─── Dataset

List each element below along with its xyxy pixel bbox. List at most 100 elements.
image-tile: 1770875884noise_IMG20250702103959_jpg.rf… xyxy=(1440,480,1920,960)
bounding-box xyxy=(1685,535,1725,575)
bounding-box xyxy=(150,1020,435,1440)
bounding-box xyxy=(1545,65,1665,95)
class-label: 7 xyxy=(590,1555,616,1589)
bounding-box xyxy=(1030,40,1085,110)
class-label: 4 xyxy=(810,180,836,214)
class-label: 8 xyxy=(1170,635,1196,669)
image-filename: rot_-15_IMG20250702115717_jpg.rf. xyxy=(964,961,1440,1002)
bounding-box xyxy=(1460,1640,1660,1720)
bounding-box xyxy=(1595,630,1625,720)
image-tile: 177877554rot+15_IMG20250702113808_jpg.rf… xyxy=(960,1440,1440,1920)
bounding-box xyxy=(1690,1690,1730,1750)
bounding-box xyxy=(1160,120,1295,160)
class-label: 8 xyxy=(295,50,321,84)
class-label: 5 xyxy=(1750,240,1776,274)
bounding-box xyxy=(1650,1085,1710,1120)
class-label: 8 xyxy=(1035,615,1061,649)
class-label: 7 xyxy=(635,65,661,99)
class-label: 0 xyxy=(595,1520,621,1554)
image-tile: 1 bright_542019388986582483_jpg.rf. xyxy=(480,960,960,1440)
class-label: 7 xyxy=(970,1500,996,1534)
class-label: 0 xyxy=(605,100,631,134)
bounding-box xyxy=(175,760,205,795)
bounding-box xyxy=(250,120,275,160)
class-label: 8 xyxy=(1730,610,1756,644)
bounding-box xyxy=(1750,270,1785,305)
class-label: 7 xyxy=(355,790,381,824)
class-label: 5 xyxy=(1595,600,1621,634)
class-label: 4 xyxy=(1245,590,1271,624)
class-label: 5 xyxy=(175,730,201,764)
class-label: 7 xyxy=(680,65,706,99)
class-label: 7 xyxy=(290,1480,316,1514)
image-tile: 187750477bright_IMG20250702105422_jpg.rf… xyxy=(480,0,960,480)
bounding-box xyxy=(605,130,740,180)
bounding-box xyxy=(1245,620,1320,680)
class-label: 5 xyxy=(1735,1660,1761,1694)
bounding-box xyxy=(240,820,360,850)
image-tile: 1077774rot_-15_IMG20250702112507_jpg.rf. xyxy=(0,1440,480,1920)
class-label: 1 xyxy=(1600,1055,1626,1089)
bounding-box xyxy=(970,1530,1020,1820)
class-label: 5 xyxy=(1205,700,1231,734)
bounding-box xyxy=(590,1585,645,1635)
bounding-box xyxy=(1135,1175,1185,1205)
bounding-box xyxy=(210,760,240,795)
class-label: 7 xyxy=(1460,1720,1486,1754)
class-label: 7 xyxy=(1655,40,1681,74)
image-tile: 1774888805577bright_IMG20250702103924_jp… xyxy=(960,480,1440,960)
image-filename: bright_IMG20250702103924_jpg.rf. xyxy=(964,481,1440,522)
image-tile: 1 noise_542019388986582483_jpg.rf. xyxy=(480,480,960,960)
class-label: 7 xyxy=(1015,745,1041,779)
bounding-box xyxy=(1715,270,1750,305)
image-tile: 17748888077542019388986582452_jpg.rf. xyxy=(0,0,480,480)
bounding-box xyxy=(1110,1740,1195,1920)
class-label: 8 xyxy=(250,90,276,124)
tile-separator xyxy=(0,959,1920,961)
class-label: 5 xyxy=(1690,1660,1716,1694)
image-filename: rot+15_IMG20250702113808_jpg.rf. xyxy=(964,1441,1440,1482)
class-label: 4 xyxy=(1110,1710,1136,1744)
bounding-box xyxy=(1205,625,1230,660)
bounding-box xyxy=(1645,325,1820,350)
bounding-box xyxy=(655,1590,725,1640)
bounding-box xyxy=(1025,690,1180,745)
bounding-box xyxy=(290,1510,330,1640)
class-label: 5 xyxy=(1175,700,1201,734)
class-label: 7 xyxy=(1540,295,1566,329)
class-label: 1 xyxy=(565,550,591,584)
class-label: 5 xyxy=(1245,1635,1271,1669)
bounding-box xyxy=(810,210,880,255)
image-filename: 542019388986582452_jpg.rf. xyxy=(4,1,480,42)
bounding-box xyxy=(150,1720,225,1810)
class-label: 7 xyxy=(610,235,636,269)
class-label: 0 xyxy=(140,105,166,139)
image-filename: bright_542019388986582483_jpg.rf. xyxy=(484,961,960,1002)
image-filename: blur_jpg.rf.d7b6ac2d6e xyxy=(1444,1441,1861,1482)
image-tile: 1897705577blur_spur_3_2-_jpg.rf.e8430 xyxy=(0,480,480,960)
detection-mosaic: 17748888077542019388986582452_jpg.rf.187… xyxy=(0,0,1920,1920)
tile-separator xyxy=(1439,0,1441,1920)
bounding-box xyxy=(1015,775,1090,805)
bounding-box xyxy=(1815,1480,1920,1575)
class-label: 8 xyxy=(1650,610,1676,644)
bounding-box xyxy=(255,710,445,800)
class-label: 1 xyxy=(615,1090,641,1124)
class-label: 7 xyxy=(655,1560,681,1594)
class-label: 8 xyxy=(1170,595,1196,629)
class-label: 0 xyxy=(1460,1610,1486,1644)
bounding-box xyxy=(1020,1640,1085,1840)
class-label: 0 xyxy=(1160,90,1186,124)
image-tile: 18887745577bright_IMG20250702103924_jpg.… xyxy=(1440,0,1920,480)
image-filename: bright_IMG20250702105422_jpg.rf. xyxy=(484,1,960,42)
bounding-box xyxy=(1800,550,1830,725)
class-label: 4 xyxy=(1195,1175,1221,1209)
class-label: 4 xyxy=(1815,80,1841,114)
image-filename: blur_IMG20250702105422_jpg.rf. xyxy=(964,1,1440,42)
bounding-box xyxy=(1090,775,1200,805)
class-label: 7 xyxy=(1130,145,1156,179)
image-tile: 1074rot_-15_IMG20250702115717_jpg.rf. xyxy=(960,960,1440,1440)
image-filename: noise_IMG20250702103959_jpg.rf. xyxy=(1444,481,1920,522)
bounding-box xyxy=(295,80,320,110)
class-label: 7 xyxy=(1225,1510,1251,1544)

──────

Rename every "class-label" to "category-label" in the lines running from the start of the entries through the line holding "bounding-box xyxy=(1690,1690,1730,1750)", inclusive. Give back those lines alone with nothing else changed.

List each element below along with its xyxy pixel bbox. List at most 100 elements.
image-tile: 1770875884noise_IMG20250702103959_jpg.rf… xyxy=(1440,480,1920,960)
bounding-box xyxy=(1685,535,1725,575)
bounding-box xyxy=(150,1020,435,1440)
bounding-box xyxy=(1545,65,1665,95)
category-label: 7 xyxy=(590,1555,616,1589)
bounding-box xyxy=(1030,40,1085,110)
category-label: 4 xyxy=(810,180,836,214)
category-label: 8 xyxy=(1170,635,1196,669)
image-filename: rot_-15_IMG20250702115717_jpg.rf. xyxy=(964,961,1440,1002)
bounding-box xyxy=(1460,1640,1660,1720)
bounding-box xyxy=(1595,630,1625,720)
image-tile: 177877554rot+15_IMG20250702113808_jpg.rf… xyxy=(960,1440,1440,1920)
bounding-box xyxy=(1690,1690,1730,1750)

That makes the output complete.